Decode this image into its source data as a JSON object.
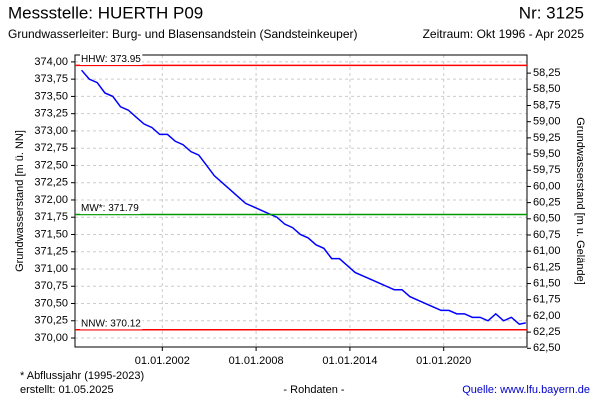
{
  "chart_data": {
    "type": "line",
    "title": "Messstelle: HUERTH P09",
    "number": "Nr: 3125",
    "aquifer": "Grundwasserleiter:  Burg- und Blasensandstein (Sandsteinkeuper)",
    "period": "Zeitraum: Okt 1996 - Apr 2025",
    "ylabel": "Grundwasserstand [m ü. NN]",
    "y2label": "Grundwasserstand [m u. Gelände]",
    "footnote": "* Abflussjahr (1995-2023)",
    "created": "erstellt:  01.05.2025",
    "note": "- Rohdaten -",
    "source": "Quelle:  www.lfu.bayern.de",
    "grid": true,
    "x": [
      "1996-11-01",
      "1997-05-01",
      "1997-11-01",
      "1998-05-01",
      "1998-11-01",
      "1999-05-01",
      "1999-11-01",
      "2000-05-01",
      "2000-11-01",
      "2001-05-01",
      "2001-11-01",
      "2002-05-01",
      "2002-11-01",
      "2003-05-01",
      "2003-11-01",
      "2004-05-01",
      "2004-11-01",
      "2005-05-01",
      "2005-11-01",
      "2006-05-01",
      "2006-11-01",
      "2007-05-01",
      "2007-11-01",
      "2008-05-01",
      "2008-11-01",
      "2009-05-01",
      "2009-11-01",
      "2010-05-01",
      "2010-11-01",
      "2011-05-01",
      "2011-11-01",
      "2012-05-01",
      "2012-11-01",
      "2013-05-01",
      "2013-11-01",
      "2014-05-01",
      "2014-11-01",
      "2015-05-01",
      "2015-11-01",
      "2016-05-01",
      "2016-11-01",
      "2017-05-01",
      "2017-11-01",
      "2018-05-01",
      "2018-11-01",
      "2019-05-01",
      "2019-11-01",
      "2020-05-01",
      "2020-11-01",
      "2021-05-01",
      "2021-11-01",
      "2022-05-01",
      "2022-11-01",
      "2023-05-01",
      "2023-11-01",
      "2024-05-01",
      "2024-11-01",
      "2025-04-01"
    ],
    "series": [
      {
        "name": "Grundwasserstand",
        "color": "#0000ff",
        "values": [
          373.88,
          373.75,
          373.7,
          373.55,
          373.5,
          373.35,
          373.3,
          373.2,
          373.1,
          373.05,
          372.95,
          372.95,
          372.85,
          372.8,
          372.7,
          372.65,
          372.5,
          372.35,
          372.25,
          372.15,
          372.05,
          371.95,
          371.9,
          371.85,
          371.8,
          371.75,
          371.65,
          371.6,
          371.5,
          371.45,
          371.35,
          371.3,
          371.15,
          371.15,
          371.05,
          370.95,
          370.9,
          370.85,
          370.8,
          370.75,
          370.7,
          370.7,
          370.6,
          370.55,
          370.5,
          370.45,
          370.4,
          370.4,
          370.35,
          370.35,
          370.3,
          370.3,
          370.25,
          370.35,
          370.25,
          370.3,
          370.2,
          370.22
        ]
      }
    ],
    "reference_lines": [
      {
        "label": "HHW: 373.95",
        "value": 373.95,
        "color": "#ff0000"
      },
      {
        "label": "MW*: 371.79",
        "value": 371.79,
        "color": "#009900"
      },
      {
        "label": "NNW: 370.12",
        "value": 370.12,
        "color": "#ff0000"
      }
    ],
    "xlim": [
      "1996-06-01",
      "2025-04-30"
    ],
    "xticks": [
      {
        "value": "2002-01-01",
        "label": "01.01.2002"
      },
      {
        "value": "2008-01-01",
        "label": "01.01.2008"
      },
      {
        "value": "2014-01-01",
        "label": "01.01.2014"
      },
      {
        "value": "2020-01-01",
        "label": "01.01.2020"
      }
    ],
    "ylim": [
      369.87,
      374.1
    ],
    "yticks": [
      {
        "value": 370,
        "label": "370,00"
      },
      {
        "value": 370.25,
        "label": "370,25"
      },
      {
        "value": 370.5,
        "label": "370,50"
      },
      {
        "value": 370.75,
        "label": "370,75"
      },
      {
        "value": 371,
        "label": "371,00"
      },
      {
        "value": 371.25,
        "label": "371,25"
      },
      {
        "value": 371.5,
        "label": "371,50"
      },
      {
        "value": 371.75,
        "label": "371,75"
      },
      {
        "value": 372,
        "label": "372,00"
      },
      {
        "value": 372.25,
        "label": "372,25"
      },
      {
        "value": 372.5,
        "label": "372,50"
      },
      {
        "value": 372.75,
        "label": "372,75"
      },
      {
        "value": 373,
        "label": "373,00"
      },
      {
        "value": 373.25,
        "label": "373,25"
      },
      {
        "value": 373.5,
        "label": "373,50"
      },
      {
        "value": 373.75,
        "label": "373,75"
      },
      {
        "value": 374,
        "label": "374,00"
      }
    ],
    "y2lim": [
      62.48,
      57.97
    ],
    "y2ticks": [
      {
        "value": 58.25,
        "label": "58,25"
      },
      {
        "value": 58.5,
        "label": "58,50"
      },
      {
        "value": 58.75,
        "label": "58,75"
      },
      {
        "value": 59,
        "label": "59,00"
      },
      {
        "value": 59.25,
        "label": "59,25"
      },
      {
        "value": 59.5,
        "label": "59,50"
      },
      {
        "value": 59.75,
        "label": "59,75"
      },
      {
        "value": 60,
        "label": "60,00"
      },
      {
        "value": 60.25,
        "label": "60,25"
      },
      {
        "value": 60.5,
        "label": "60,50"
      },
      {
        "value": 60.75,
        "label": "60,75"
      },
      {
        "value": 61,
        "label": "61,00"
      },
      {
        "value": 61.25,
        "label": "61,25"
      },
      {
        "value": 61.5,
        "label": "61,50"
      },
      {
        "value": 61.75,
        "label": "61,75"
      },
      {
        "value": 62,
        "label": "62,00"
      },
      {
        "value": 62.25,
        "label": "62,25"
      },
      {
        "value": 62.5,
        "label": "62,50"
      }
    ]
  }
}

==================================================

Given task
Leave the pictures out and write out every entry exactly as given.

Solution below
Decode this image into its source data as a JSON object.
{
  "chart_data": {
    "type": "line",
    "title": "Messstelle: HUERTH P09",
    "number": "Nr: 3125",
    "aquifer": "Grundwasserleiter:  Burg- und Blasensandstein (Sandsteinkeuper)",
    "period": "Zeitraum: Okt 1996 - Apr 2025",
    "ylabel": "Grundwasserstand [m ü. NN]",
    "y2label": "Grundwasserstand [m u. Gelände]",
    "footnote": "* Abflussjahr (1995-2023)",
    "created": "erstellt:  01.05.2025",
    "note": "- Rohdaten -",
    "source": "Quelle:  www.lfu.bayern.de",
    "grid": true,
    "x": [
      "1996-11-01",
      "1997-05-01",
      "1997-11-01",
      "1998-05-01",
      "1998-11-01",
      "1999-05-01",
      "1999-11-01",
      "2000-05-01",
      "2000-11-01",
      "2001-05-01",
      "2001-11-01",
      "2002-05-01",
      "2002-11-01",
      "2003-05-01",
      "2003-11-01",
      "2004-05-01",
      "2004-11-01",
      "2005-05-01",
      "2005-11-01",
      "2006-05-01",
      "2006-11-01",
      "2007-05-01",
      "2007-11-01",
      "2008-05-01",
      "2008-11-01",
      "2009-05-01",
      "2009-11-01",
      "2010-05-01",
      "2010-11-01",
      "2011-05-01",
      "2011-11-01",
      "2012-05-01",
      "2012-11-01",
      "2013-05-01",
      "2013-11-01",
      "2014-05-01",
      "2014-11-01",
      "2015-05-01",
      "2015-11-01",
      "2016-05-01",
      "2016-11-01",
      "2017-05-01",
      "2017-11-01",
      "2018-05-01",
      "2018-11-01",
      "2019-05-01",
      "2019-11-01",
      "2020-05-01",
      "2020-11-01",
      "2021-05-01",
      "2021-11-01",
      "2022-05-01",
      "2022-11-01",
      "2023-05-01",
      "2023-11-01",
      "2024-05-01",
      "2024-11-01",
      "2025-04-01"
    ],
    "series": [
      {
        "name": "Grundwasserstand",
        "color": "#0000ff",
        "values": [
          373.88,
          373.75,
          373.7,
          373.55,
          373.5,
          373.35,
          373.3,
          373.2,
          373.1,
          373.05,
          372.95,
          372.95,
          372.85,
          372.8,
          372.7,
          372.65,
          372.5,
          372.35,
          372.25,
          372.15,
          372.05,
          371.95,
          371.9,
          371.85,
          371.8,
          371.75,
          371.65,
          371.6,
          371.5,
          371.45,
          371.35,
          371.3,
          371.15,
          371.15,
          371.05,
          370.95,
          370.9,
          370.85,
          370.8,
          370.75,
          370.7,
          370.7,
          370.6,
          370.55,
          370.5,
          370.45,
          370.4,
          370.4,
          370.35,
          370.35,
          370.3,
          370.3,
          370.25,
          370.35,
          370.25,
          370.3,
          370.2,
          370.22
        ]
      }
    ],
    "reference_lines": [
      {
        "label": "HHW: 373.95",
        "value": 373.95,
        "color": "#ff0000"
      },
      {
        "label": "MW*: 371.79",
        "value": 371.79,
        "color": "#009900"
      },
      {
        "label": "NNW: 370.12",
        "value": 370.12,
        "color": "#ff0000"
      }
    ],
    "xlim": [
      "1996-06-01",
      "2025-04-30"
    ],
    "xticks": [
      {
        "value": "2002-01-01",
        "label": "01.01.2002"
      },
      {
        "value": "2008-01-01",
        "label": "01.01.2008"
      },
      {
        "value": "2014-01-01",
        "label": "01.01.2014"
      },
      {
        "value": "2020-01-01",
        "label": "01.01.2020"
      }
    ],
    "ylim": [
      369.87,
      374.1
    ],
    "yticks": [
      {
        "value": 370,
        "label": "370,00"
      },
      {
        "value": 370.25,
        "label": "370,25"
      },
      {
        "value": 370.5,
        "label": "370,50"
      },
      {
        "value": 370.75,
        "label": "370,75"
      },
      {
        "value": 371,
        "label": "371,00"
      },
      {
        "value": 371.25,
        "label": "371,25"
      },
      {
        "value": 371.5,
        "label": "371,50"
      },
      {
        "value": 371.75,
        "label": "371,75"
      },
      {
        "value": 372,
        "label": "372,00"
      },
      {
        "value": 372.25,
        "label": "372,25"
      },
      {
        "value": 372.5,
        "label": "372,50"
      },
      {
        "value": 372.75,
        "label": "372,75"
      },
      {
        "value": 373,
        "label": "373,00"
      },
      {
        "value": 373.25,
        "label": "373,25"
      },
      {
        "value": 373.5,
        "label": "373,50"
      },
      {
        "value": 373.75,
        "label": "373,75"
      },
      {
        "value": 374,
        "label": "374,00"
      }
    ],
    "y2lim": [
      62.48,
      57.97
    ],
    "y2ticks": [
      {
        "value": 58.25,
        "label": "58,25"
      },
      {
        "value": 58.5,
        "label": "58,50"
      },
      {
        "value": 58.75,
        "label": "58,75"
      },
      {
        "value": 59,
        "label": "59,00"
      },
      {
        "value": 59.25,
        "label": "59,25"
      },
      {
        "value": 59.5,
        "label": "59,50"
      },
      {
        "value": 59.75,
        "label": "59,75"
      },
      {
        "value": 60,
        "label": "60,00"
      },
      {
        "value": 60.25,
        "label": "60,25"
      },
      {
        "value": 60.5,
        "label": "60,50"
      },
      {
        "value": 60.75,
        "label": "60,75"
      },
      {
        "value": 61,
        "label": "61,00"
      },
      {
        "value": 61.25,
        "label": "61,25"
      },
      {
        "value": 61.5,
        "label": "61,50"
      },
      {
        "value": 61.75,
        "label": "61,75"
      },
      {
        "value": 62,
        "label": "62,00"
      },
      {
        "value": 62.25,
        "label": "62,25"
      },
      {
        "value": 62.5,
        "label": "62,50"
      }
    ]
  }
}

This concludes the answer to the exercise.